TASK TO COMPLETE: Please copy all of the material below line for line, without changing a single character.

DATA FOR THE TASK:

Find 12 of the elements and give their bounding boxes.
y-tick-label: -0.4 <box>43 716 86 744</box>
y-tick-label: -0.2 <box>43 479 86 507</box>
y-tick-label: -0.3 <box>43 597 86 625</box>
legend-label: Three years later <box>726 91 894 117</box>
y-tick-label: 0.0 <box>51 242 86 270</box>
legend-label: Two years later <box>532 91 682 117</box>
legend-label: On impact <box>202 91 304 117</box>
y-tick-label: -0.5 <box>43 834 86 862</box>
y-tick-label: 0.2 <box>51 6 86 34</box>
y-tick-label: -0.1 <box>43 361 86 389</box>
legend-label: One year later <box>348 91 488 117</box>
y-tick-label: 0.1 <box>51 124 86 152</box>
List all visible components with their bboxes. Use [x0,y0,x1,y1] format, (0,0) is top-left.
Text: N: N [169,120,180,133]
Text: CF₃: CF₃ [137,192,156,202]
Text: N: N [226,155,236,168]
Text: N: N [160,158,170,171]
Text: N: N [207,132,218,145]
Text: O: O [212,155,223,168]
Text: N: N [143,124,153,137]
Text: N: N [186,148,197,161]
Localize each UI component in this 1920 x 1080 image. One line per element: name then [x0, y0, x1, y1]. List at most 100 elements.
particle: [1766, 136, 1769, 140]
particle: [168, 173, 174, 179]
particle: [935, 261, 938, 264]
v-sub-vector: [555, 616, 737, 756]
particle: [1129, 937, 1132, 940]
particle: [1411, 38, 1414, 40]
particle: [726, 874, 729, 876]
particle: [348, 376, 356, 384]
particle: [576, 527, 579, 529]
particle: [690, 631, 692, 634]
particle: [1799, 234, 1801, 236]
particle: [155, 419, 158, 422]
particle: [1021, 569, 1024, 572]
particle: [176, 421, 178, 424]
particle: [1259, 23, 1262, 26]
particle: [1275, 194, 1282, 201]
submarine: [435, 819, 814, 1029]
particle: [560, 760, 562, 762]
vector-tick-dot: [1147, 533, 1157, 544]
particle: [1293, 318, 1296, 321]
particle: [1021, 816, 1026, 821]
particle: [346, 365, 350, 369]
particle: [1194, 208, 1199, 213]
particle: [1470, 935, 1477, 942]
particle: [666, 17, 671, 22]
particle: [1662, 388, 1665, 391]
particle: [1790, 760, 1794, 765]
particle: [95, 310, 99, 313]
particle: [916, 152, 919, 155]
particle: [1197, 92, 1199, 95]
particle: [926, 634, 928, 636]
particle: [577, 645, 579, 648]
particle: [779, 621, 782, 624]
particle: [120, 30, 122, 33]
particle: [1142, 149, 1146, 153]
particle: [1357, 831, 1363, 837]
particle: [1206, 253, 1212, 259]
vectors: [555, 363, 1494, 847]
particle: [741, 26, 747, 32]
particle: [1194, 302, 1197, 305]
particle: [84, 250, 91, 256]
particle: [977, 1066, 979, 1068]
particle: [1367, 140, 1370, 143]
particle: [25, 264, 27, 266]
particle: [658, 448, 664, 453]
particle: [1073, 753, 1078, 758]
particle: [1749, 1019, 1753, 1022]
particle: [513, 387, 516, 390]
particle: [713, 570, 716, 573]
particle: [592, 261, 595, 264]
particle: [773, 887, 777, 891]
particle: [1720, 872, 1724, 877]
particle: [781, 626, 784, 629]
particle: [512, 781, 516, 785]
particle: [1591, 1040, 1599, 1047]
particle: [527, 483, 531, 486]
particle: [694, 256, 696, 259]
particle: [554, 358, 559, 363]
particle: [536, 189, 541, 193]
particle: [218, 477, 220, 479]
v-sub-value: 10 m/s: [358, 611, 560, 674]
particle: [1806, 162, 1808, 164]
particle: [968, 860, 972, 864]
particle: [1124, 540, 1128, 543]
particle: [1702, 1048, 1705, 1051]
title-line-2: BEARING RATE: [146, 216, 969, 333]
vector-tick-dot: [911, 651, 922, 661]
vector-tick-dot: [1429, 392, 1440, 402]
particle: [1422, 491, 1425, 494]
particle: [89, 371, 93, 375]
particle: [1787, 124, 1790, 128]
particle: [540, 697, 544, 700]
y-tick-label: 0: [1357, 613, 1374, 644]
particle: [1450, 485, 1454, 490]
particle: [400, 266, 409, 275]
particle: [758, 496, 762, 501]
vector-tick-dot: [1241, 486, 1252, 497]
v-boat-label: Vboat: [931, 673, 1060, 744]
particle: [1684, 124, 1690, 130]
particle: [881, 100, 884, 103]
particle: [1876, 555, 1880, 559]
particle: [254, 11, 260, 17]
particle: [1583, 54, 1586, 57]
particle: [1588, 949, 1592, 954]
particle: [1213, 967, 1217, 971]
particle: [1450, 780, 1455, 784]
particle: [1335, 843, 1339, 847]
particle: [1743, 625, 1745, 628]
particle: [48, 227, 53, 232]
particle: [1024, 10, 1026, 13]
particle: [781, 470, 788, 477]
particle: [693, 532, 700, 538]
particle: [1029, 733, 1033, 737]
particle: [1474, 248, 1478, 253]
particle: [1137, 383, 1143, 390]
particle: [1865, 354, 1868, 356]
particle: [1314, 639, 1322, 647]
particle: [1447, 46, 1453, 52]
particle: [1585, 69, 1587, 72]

REPLY:
Find 12 of the elements and give their bounding boxes.
y-tick-label: -0.4 <box>43 716 86 744</box>
y-tick-label: -0.2 <box>43 479 86 507</box>
y-tick-label: -0.3 <box>43 597 86 625</box>
legend-label: Three years later <box>726 91 894 117</box>
y-tick-label: 0.0 <box>51 242 86 270</box>
legend-label: Two years later <box>532 91 682 117</box>
legend-label: On impact <box>202 91 304 117</box>
y-tick-label: -0.5 <box>43 834 86 862</box>
y-tick-label: 0.2 <box>51 6 86 34</box>
y-tick-label: -0.1 <box>43 361 86 389</box>
legend-label: One year later <box>348 91 488 117</box>
y-tick-label: 0.1 <box>51 124 86 152</box>
List all visible components with their bboxes. Use [x0,y0,x1,y1] format, (0,0) is top-left.
Text: N: N [169,120,180,133]
Text: CF₃: CF₃ [137,192,156,202]
Text: N: N [226,155,236,168]
Text: N: N [160,158,170,171]
Text: N: N [207,132,218,145]
Text: O: O [212,155,223,168]
Text: N: N [143,124,153,137]
Text: N: N [186,148,197,161]
Localize each UI component in this 1920 x 1080 image. One line per element: name then [x0, y0, x1, y1]. List at most 100 elements.
particle: [1766, 136, 1769, 140]
particle: [168, 173, 174, 179]
particle: [935, 261, 938, 264]
v-sub-vector: [555, 616, 737, 756]
particle: [1129, 937, 1132, 940]
particle: [1411, 38, 1414, 40]
particle: [726, 874, 729, 876]
particle: [348, 376, 356, 384]
particle: [576, 527, 579, 529]
particle: [690, 631, 692, 634]
particle: [1799, 234, 1801, 236]
particle: [155, 419, 158, 422]
particle: [1021, 569, 1024, 572]
particle: [176, 421, 178, 424]
particle: [1259, 23, 1262, 26]
particle: [1275, 194, 1282, 201]
submarine: [435, 819, 814, 1029]
particle: [560, 760, 562, 762]
vector-tick-dot: [1147, 533, 1157, 544]
particle: [1293, 318, 1296, 321]
particle: [1021, 816, 1026, 821]
particle: [346, 365, 350, 369]
particle: [1194, 208, 1199, 213]
particle: [1470, 935, 1477, 942]
particle: [666, 17, 671, 22]
particle: [1662, 388, 1665, 391]
particle: [1790, 760, 1794, 765]
particle: [95, 310, 99, 313]
particle: [916, 152, 919, 155]
particle: [1197, 92, 1199, 95]
particle: [926, 634, 928, 636]
particle: [577, 645, 579, 648]
particle: [779, 621, 782, 624]
particle: [120, 30, 122, 33]
particle: [1142, 149, 1146, 153]
particle: [1357, 831, 1363, 837]
particle: [1206, 253, 1212, 259]
vectors: [555, 363, 1494, 847]
particle: [741, 26, 747, 32]
particle: [1194, 302, 1197, 305]
particle: [84, 250, 91, 256]
particle: [977, 1066, 979, 1068]
particle: [1367, 140, 1370, 143]
particle: [25, 264, 27, 266]
particle: [658, 448, 664, 453]
particle: [1073, 753, 1078, 758]
particle: [1749, 1019, 1753, 1022]
particle: [513, 387, 516, 390]
particle: [713, 570, 716, 573]
particle: [592, 261, 595, 264]
particle: [773, 887, 777, 891]
particle: [1720, 872, 1724, 877]
particle: [781, 626, 784, 629]
particle: [512, 781, 516, 785]
particle: [1591, 1040, 1599, 1047]
particle: [527, 483, 531, 486]
particle: [694, 256, 696, 259]
particle: [554, 358, 559, 363]
particle: [536, 189, 541, 193]
particle: [218, 477, 220, 479]
v-sub-value: 10 m/s: [358, 611, 560, 674]
particle: [1806, 162, 1808, 164]
particle: [968, 860, 972, 864]
particle: [1124, 540, 1128, 543]
particle: [1702, 1048, 1705, 1051]
title-line-2: BEARING RATE: [146, 216, 969, 333]
vector-tick-dot: [911, 651, 922, 661]
vector-tick-dot: [1429, 392, 1440, 402]
particle: [1422, 491, 1425, 494]
particle: [89, 371, 93, 375]
particle: [1787, 124, 1790, 128]
particle: [540, 697, 544, 700]
y-tick-label: 0: [1357, 613, 1374, 644]
particle: [1450, 485, 1454, 490]
particle: [400, 266, 409, 275]
particle: [758, 496, 762, 501]
vector-tick-dot: [1241, 486, 1252, 497]
v-boat-label: Vboat: [931, 673, 1060, 744]
particle: [1684, 124, 1690, 130]
particle: [881, 100, 884, 103]
particle: [1876, 555, 1880, 559]
particle: [254, 11, 260, 17]
particle: [1583, 54, 1586, 57]
particle: [1588, 949, 1592, 954]
particle: [1213, 967, 1217, 971]
particle: [1450, 780, 1455, 784]
particle: [1335, 843, 1339, 847]
particle: [1743, 625, 1745, 628]
particle: [48, 227, 53, 232]
particle: [1024, 10, 1026, 13]
particle: [781, 470, 788, 477]
particle: [693, 532, 700, 538]
particle: [1029, 733, 1033, 737]
particle: [1474, 248, 1478, 253]
particle: [1137, 383, 1143, 390]
particle: [1865, 354, 1868, 356]
particle: [1314, 639, 1322, 647]
particle: [1447, 46, 1453, 52]
particle: [1585, 69, 1587, 72]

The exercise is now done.